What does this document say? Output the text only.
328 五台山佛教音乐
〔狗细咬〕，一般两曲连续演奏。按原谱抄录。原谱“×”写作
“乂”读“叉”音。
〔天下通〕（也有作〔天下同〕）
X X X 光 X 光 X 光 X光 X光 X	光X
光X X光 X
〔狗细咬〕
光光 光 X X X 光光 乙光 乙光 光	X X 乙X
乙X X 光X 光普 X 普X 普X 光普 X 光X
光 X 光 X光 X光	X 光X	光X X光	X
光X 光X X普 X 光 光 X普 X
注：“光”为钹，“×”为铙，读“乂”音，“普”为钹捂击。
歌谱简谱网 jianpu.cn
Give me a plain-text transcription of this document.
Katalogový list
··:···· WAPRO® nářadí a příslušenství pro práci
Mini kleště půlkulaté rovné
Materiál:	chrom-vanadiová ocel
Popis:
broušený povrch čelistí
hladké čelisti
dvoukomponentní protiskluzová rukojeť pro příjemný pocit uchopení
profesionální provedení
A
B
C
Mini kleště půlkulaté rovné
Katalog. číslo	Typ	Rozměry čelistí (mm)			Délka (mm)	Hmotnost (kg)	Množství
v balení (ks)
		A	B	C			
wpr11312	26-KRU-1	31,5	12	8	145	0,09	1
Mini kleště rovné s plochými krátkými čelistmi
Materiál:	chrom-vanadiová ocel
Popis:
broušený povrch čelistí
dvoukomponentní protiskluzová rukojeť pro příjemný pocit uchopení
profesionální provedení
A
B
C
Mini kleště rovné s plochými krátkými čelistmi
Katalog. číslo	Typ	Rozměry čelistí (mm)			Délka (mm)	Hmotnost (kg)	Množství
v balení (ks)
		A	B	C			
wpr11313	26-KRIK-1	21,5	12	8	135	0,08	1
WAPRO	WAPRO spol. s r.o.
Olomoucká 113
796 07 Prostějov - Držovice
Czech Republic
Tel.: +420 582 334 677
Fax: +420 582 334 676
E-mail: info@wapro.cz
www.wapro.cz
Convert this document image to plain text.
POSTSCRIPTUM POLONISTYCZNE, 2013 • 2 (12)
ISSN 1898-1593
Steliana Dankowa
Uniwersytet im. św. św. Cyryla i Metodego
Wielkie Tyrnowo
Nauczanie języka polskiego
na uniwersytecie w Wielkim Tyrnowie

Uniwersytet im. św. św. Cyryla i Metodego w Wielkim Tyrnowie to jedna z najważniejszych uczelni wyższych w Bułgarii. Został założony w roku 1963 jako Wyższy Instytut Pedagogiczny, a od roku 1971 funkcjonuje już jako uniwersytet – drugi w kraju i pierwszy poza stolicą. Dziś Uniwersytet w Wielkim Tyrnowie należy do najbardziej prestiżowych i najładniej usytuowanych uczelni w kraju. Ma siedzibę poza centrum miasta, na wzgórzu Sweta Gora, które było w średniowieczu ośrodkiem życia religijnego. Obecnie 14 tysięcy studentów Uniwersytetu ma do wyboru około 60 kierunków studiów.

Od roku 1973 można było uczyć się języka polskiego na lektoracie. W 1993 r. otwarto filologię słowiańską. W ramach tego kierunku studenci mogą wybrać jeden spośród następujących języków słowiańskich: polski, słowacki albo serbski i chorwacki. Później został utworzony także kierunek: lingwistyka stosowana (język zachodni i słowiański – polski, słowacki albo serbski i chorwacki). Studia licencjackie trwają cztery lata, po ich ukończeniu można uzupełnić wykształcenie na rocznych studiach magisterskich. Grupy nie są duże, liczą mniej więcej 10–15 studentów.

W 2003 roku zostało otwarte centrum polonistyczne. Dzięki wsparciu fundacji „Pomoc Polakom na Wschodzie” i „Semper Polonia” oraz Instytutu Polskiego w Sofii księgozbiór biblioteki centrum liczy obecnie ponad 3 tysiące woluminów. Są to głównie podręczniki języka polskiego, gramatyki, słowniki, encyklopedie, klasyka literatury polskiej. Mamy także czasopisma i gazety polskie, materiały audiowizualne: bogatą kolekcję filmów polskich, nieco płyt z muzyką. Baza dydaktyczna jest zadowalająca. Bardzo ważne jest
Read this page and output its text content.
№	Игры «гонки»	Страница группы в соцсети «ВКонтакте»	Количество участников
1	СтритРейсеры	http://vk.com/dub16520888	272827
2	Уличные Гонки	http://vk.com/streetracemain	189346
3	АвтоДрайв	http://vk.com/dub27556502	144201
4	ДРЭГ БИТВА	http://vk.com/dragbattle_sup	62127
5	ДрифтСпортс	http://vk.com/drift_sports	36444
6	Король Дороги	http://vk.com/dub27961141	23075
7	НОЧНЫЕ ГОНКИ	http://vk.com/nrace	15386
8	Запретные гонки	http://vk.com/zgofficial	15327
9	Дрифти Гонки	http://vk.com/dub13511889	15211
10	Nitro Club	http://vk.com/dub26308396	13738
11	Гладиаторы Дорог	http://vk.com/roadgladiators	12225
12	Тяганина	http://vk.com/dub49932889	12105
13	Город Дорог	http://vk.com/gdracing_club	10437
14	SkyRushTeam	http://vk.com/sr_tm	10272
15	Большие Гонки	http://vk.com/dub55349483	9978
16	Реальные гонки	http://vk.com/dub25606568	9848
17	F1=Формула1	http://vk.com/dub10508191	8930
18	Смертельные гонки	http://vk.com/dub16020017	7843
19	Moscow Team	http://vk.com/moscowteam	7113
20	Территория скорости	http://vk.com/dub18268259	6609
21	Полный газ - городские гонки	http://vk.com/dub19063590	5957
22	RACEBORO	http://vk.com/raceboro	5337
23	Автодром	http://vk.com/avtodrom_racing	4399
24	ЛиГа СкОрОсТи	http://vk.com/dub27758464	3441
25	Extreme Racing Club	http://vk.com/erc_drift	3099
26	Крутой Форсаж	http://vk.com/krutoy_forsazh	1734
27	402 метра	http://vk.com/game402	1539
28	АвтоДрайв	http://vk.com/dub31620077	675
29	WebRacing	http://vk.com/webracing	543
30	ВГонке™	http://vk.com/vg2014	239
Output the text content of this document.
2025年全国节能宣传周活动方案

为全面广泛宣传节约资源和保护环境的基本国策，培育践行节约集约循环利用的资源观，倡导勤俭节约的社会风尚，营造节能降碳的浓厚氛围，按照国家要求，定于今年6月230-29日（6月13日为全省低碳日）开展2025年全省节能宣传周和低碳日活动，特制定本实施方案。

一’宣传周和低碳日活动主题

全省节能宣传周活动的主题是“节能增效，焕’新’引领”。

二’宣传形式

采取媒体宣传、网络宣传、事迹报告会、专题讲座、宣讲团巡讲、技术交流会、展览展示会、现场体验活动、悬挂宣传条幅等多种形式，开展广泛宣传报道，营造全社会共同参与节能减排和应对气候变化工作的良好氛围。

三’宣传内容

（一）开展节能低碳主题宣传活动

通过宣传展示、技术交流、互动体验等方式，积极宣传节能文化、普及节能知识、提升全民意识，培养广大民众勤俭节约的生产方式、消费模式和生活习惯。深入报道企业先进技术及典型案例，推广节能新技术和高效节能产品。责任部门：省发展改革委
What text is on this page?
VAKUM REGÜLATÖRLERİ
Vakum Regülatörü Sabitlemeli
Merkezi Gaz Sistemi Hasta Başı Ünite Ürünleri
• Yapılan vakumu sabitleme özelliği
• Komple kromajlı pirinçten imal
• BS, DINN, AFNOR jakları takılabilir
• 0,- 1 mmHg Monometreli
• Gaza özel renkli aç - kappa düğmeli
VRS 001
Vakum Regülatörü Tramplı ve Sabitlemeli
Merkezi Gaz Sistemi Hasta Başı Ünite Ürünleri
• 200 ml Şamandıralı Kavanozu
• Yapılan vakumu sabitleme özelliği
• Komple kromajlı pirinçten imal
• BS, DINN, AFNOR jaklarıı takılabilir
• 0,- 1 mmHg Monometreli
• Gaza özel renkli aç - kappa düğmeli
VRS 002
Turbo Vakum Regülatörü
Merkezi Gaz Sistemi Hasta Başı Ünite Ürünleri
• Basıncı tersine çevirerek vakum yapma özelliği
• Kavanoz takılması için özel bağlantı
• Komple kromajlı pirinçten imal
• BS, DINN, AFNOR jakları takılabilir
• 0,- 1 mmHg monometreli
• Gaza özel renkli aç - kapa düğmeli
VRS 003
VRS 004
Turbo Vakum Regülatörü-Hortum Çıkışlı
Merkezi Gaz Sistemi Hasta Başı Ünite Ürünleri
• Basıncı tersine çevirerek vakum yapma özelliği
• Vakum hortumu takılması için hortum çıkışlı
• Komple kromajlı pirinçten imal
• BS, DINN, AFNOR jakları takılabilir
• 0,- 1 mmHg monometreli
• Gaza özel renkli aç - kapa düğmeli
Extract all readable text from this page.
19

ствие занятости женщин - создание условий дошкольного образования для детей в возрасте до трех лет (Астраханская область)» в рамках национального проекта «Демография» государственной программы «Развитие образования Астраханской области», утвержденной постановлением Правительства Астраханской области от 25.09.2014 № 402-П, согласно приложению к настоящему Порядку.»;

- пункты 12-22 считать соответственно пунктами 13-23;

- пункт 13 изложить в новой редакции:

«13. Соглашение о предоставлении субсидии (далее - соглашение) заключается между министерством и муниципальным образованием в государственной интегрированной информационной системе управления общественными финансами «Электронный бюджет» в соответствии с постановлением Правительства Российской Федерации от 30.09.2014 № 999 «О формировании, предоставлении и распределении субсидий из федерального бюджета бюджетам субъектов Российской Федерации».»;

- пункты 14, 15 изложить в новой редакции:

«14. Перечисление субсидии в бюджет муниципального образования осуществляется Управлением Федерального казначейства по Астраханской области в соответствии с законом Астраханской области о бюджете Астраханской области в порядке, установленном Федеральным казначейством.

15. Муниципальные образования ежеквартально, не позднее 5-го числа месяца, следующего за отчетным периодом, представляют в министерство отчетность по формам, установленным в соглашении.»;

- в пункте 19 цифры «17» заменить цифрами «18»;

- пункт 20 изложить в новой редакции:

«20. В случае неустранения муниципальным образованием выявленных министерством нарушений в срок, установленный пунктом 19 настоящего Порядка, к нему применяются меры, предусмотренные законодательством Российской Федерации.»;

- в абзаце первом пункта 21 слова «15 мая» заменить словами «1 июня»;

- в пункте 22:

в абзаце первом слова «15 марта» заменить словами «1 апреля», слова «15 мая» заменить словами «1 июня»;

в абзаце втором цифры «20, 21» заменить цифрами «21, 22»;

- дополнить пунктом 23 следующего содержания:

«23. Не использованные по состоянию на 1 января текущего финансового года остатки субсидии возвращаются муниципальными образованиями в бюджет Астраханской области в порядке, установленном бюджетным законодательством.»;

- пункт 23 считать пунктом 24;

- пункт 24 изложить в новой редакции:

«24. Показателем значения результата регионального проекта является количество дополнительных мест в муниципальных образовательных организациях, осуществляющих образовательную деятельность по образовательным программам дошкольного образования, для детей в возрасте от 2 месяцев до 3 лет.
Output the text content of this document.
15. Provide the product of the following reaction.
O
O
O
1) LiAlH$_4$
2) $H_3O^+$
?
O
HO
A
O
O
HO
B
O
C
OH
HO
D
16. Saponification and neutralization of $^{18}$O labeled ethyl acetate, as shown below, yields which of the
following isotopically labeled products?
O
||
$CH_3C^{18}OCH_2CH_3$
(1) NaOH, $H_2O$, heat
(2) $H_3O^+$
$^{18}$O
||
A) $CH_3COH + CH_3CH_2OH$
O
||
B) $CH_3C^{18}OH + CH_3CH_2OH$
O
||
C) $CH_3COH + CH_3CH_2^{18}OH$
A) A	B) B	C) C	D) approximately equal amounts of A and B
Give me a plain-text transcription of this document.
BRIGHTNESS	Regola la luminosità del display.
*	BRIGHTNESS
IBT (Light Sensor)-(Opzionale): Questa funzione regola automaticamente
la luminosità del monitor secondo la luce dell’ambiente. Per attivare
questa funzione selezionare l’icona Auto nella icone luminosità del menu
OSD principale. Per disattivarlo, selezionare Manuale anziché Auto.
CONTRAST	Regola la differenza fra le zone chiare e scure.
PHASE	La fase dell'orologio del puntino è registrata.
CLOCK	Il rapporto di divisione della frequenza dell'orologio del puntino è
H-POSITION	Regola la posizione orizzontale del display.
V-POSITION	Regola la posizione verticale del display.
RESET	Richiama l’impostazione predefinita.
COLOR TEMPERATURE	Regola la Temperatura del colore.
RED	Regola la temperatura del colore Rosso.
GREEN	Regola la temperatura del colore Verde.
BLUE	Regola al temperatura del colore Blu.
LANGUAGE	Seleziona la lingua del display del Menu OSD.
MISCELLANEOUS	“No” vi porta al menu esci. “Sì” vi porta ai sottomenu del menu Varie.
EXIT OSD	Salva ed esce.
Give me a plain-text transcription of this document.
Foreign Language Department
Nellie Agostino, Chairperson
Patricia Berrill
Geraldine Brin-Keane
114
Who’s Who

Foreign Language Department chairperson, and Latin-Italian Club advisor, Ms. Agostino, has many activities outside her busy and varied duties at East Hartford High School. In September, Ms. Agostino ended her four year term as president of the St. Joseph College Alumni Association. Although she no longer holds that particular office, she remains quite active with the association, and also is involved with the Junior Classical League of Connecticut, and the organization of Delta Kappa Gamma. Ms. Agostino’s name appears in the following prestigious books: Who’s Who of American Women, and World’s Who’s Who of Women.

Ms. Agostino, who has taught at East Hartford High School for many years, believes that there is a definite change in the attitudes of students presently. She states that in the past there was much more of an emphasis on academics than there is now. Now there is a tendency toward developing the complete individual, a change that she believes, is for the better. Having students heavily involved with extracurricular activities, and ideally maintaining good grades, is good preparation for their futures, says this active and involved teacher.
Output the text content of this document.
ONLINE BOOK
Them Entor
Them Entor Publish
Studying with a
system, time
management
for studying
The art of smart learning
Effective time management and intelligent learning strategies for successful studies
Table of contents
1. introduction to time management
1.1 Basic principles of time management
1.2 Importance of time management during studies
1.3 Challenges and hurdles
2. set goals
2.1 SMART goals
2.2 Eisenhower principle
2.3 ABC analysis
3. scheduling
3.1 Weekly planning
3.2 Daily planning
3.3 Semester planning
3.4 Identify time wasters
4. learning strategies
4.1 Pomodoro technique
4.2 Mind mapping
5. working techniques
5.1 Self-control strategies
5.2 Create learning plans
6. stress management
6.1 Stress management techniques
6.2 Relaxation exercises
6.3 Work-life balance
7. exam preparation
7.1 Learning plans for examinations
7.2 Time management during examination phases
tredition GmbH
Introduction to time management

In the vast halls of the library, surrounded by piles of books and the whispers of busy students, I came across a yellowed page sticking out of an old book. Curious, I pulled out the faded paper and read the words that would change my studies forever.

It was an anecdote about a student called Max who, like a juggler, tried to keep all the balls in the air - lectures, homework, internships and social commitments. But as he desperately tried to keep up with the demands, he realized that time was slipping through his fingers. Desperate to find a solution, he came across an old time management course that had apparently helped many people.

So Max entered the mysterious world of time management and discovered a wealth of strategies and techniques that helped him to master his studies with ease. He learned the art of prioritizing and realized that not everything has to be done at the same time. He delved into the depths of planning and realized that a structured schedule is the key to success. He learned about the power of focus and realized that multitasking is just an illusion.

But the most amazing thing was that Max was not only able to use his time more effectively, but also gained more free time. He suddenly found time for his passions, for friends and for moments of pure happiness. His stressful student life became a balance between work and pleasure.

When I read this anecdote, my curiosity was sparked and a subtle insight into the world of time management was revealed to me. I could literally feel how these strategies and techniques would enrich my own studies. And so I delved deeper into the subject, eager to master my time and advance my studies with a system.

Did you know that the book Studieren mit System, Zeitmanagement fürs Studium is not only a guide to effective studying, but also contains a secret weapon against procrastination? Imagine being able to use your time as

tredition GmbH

········

Which lines include "funzione"? Copy each of them out.

▸ TASK RESULT
IBT (Light Sensor)-(Opzionale): Questa funzione regola automaticamente
questa funzione selezionare l’icona Auto nella icone luminosità del menu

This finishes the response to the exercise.